-- start --
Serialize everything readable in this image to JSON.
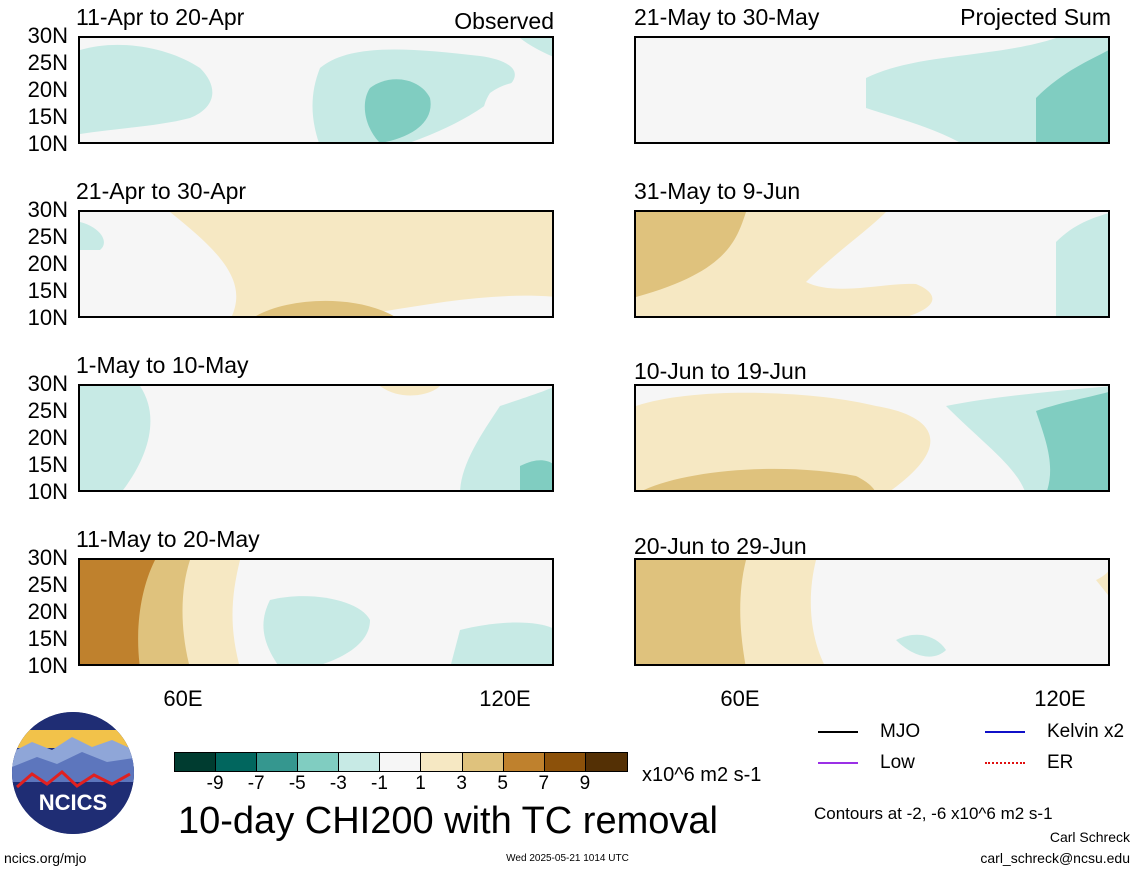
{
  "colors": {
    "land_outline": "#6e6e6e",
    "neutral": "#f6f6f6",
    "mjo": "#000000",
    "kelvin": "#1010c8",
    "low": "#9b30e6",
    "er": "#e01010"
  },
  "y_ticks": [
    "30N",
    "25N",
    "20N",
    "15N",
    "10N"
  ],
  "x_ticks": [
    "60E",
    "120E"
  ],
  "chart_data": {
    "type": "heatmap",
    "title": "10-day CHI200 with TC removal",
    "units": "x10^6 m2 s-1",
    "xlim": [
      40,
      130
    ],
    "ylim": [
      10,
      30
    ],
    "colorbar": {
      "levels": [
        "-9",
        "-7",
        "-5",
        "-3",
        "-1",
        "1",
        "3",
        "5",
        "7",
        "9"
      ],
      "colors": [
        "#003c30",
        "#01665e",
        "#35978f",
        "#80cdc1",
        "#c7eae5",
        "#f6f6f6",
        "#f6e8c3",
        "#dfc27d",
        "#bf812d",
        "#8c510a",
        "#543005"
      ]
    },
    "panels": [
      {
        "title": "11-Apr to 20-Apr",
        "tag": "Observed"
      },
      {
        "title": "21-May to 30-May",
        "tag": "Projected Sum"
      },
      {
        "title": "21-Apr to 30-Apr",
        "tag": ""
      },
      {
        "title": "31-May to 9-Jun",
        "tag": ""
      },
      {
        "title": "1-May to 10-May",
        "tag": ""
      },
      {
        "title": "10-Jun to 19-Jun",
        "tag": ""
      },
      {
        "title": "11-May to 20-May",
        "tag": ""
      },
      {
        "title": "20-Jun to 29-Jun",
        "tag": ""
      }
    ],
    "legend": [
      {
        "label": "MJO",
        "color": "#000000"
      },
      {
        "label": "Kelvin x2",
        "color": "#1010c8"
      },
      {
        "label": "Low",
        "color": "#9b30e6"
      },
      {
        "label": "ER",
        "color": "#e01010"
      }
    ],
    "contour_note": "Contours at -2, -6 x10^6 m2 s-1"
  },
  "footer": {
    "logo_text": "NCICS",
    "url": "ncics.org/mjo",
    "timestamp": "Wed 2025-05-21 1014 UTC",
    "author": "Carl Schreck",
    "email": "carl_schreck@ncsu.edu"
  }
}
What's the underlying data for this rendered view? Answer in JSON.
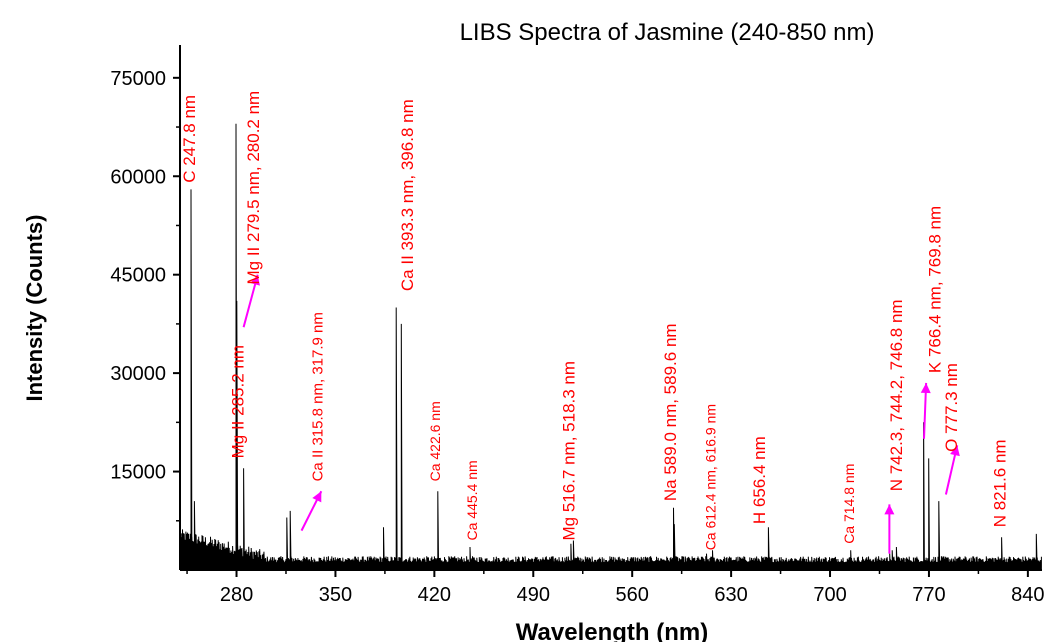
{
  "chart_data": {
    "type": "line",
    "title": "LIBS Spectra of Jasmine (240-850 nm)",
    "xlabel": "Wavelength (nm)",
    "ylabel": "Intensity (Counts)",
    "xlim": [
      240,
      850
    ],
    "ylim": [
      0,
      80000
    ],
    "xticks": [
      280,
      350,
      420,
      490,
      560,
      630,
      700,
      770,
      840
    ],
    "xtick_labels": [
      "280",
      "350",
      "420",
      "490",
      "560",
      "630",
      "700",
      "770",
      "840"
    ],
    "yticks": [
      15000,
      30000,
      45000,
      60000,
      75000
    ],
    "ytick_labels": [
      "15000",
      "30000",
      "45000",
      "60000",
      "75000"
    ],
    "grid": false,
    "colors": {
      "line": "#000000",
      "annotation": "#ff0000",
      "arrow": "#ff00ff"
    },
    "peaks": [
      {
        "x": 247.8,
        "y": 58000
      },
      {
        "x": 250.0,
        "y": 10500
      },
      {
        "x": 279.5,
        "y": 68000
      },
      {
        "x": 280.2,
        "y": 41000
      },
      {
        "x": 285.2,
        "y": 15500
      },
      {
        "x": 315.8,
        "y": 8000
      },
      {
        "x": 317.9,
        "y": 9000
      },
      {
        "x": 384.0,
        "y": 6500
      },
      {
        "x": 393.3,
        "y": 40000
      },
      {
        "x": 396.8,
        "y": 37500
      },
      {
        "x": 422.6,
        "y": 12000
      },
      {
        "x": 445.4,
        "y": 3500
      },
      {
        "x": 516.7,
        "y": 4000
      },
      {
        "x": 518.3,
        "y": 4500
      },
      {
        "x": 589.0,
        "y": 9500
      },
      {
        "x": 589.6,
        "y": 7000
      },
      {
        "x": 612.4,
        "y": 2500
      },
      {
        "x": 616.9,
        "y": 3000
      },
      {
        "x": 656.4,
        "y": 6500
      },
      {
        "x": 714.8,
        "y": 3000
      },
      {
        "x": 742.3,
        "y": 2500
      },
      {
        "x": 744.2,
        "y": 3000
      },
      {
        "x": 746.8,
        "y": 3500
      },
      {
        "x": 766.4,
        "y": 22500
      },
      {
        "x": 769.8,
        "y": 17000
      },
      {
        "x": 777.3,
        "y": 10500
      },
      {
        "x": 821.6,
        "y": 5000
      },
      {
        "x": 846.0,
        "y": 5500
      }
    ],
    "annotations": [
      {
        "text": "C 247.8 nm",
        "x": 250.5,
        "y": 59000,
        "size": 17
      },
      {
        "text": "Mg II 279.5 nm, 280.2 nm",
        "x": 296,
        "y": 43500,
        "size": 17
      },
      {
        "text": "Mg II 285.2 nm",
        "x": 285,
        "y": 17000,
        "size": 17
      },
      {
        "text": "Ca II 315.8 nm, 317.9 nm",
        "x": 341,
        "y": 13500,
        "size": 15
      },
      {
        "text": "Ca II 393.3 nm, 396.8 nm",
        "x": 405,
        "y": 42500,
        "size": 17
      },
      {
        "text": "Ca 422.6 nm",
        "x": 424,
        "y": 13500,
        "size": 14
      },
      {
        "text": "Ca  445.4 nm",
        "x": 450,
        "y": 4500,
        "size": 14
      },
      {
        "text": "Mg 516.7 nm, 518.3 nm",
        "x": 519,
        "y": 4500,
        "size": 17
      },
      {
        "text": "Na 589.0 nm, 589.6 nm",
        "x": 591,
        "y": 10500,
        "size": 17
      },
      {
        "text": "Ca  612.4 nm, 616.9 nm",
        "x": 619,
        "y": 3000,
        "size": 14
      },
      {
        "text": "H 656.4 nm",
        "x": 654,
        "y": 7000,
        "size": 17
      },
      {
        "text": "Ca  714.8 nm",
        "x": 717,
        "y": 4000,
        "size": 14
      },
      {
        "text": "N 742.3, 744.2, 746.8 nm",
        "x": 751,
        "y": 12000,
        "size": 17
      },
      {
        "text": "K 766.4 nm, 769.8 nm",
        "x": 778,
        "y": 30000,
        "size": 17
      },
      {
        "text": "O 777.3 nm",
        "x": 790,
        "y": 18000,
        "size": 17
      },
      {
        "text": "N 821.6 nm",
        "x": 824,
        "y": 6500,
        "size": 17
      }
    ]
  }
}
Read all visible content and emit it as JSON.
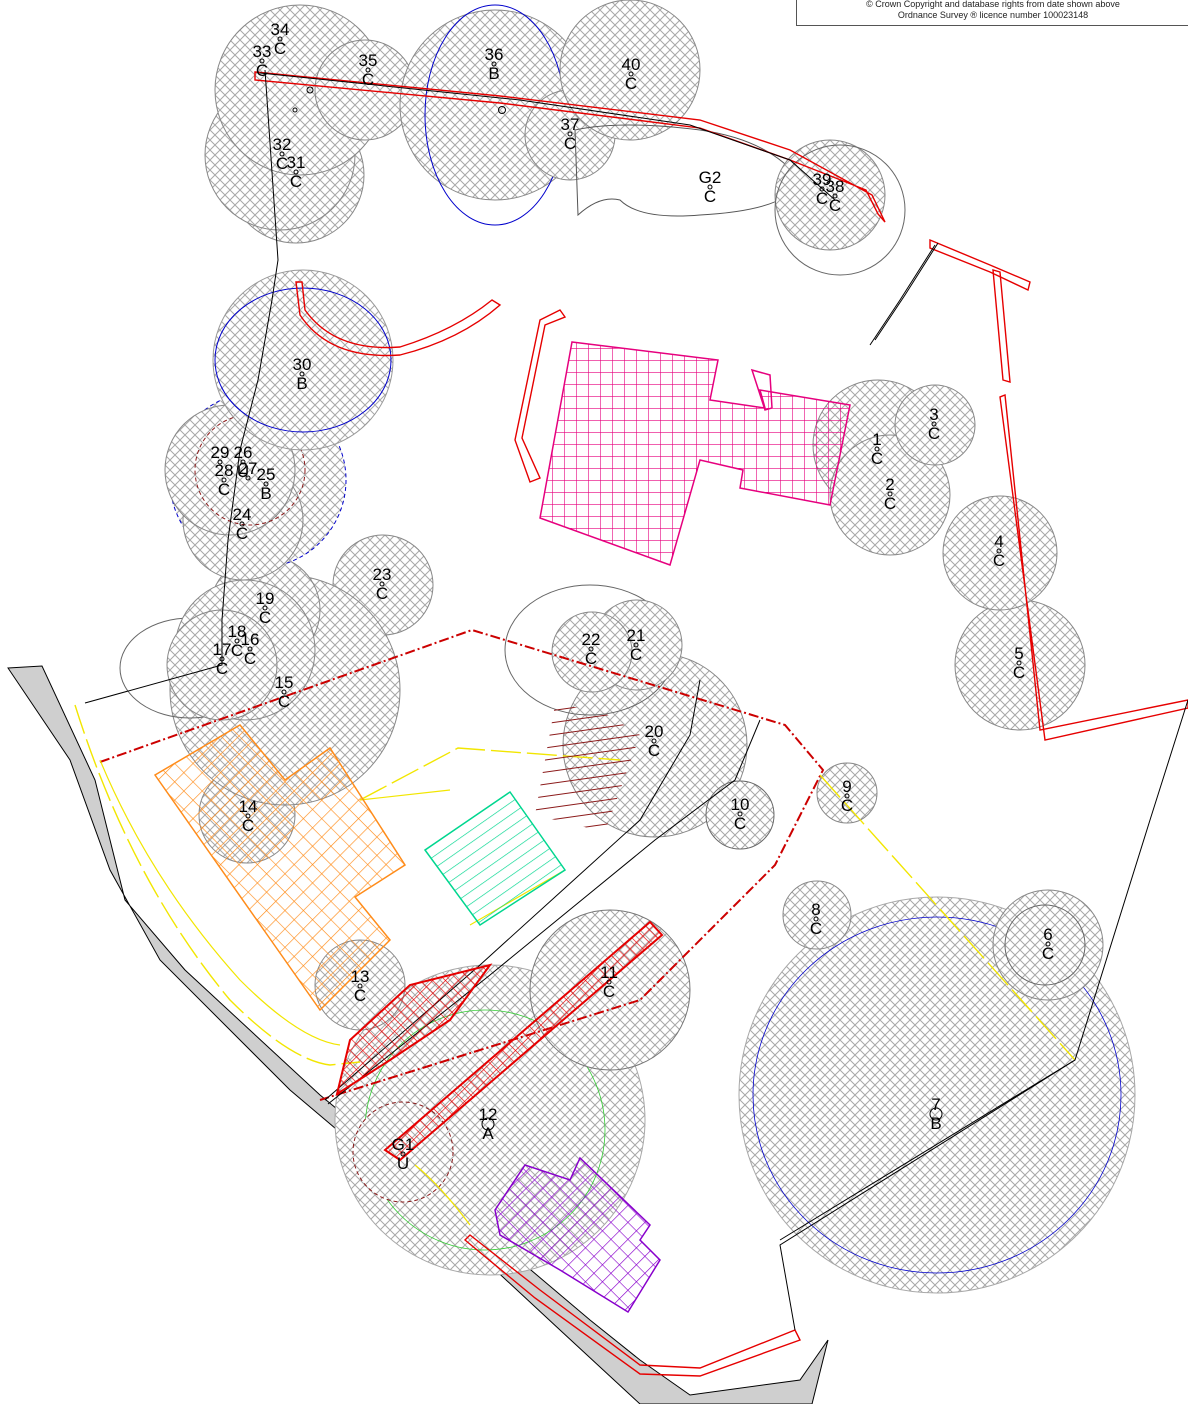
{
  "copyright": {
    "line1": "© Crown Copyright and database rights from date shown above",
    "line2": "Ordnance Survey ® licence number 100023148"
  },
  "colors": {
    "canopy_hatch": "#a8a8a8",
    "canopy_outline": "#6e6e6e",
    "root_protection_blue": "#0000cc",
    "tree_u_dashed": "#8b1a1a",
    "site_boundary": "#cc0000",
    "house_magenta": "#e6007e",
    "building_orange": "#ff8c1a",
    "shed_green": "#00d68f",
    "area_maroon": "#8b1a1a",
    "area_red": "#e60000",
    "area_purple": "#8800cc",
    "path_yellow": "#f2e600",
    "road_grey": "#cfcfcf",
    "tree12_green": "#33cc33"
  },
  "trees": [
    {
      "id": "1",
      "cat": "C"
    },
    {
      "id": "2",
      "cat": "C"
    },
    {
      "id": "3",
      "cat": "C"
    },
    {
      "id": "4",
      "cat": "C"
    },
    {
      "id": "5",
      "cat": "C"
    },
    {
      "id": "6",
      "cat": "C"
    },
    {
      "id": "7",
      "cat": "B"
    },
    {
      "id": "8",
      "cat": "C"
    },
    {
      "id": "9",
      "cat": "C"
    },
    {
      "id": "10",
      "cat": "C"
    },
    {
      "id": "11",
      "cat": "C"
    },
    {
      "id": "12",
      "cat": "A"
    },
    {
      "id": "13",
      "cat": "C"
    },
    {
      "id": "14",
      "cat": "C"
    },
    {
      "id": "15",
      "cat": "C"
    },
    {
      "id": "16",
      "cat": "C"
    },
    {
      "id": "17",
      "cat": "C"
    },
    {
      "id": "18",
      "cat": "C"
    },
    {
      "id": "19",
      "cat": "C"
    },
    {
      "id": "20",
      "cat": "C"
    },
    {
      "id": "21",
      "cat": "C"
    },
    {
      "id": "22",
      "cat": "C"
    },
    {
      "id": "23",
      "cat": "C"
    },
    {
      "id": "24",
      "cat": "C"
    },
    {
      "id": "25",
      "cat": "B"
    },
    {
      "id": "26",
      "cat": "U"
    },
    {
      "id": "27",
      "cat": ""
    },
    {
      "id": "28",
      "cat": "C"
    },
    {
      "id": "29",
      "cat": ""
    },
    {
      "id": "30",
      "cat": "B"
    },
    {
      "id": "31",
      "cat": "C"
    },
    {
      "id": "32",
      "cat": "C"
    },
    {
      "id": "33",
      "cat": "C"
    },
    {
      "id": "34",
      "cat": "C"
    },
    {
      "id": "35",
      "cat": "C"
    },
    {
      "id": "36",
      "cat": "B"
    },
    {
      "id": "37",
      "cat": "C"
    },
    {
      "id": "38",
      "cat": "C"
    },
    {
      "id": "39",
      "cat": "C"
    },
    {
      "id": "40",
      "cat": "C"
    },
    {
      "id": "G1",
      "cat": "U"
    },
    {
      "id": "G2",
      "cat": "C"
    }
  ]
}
-- end --
§ **What is expected**:
In the listing above, how many lines include the word "this"? Answer with the number and nothing more.

§ **Full response**:
2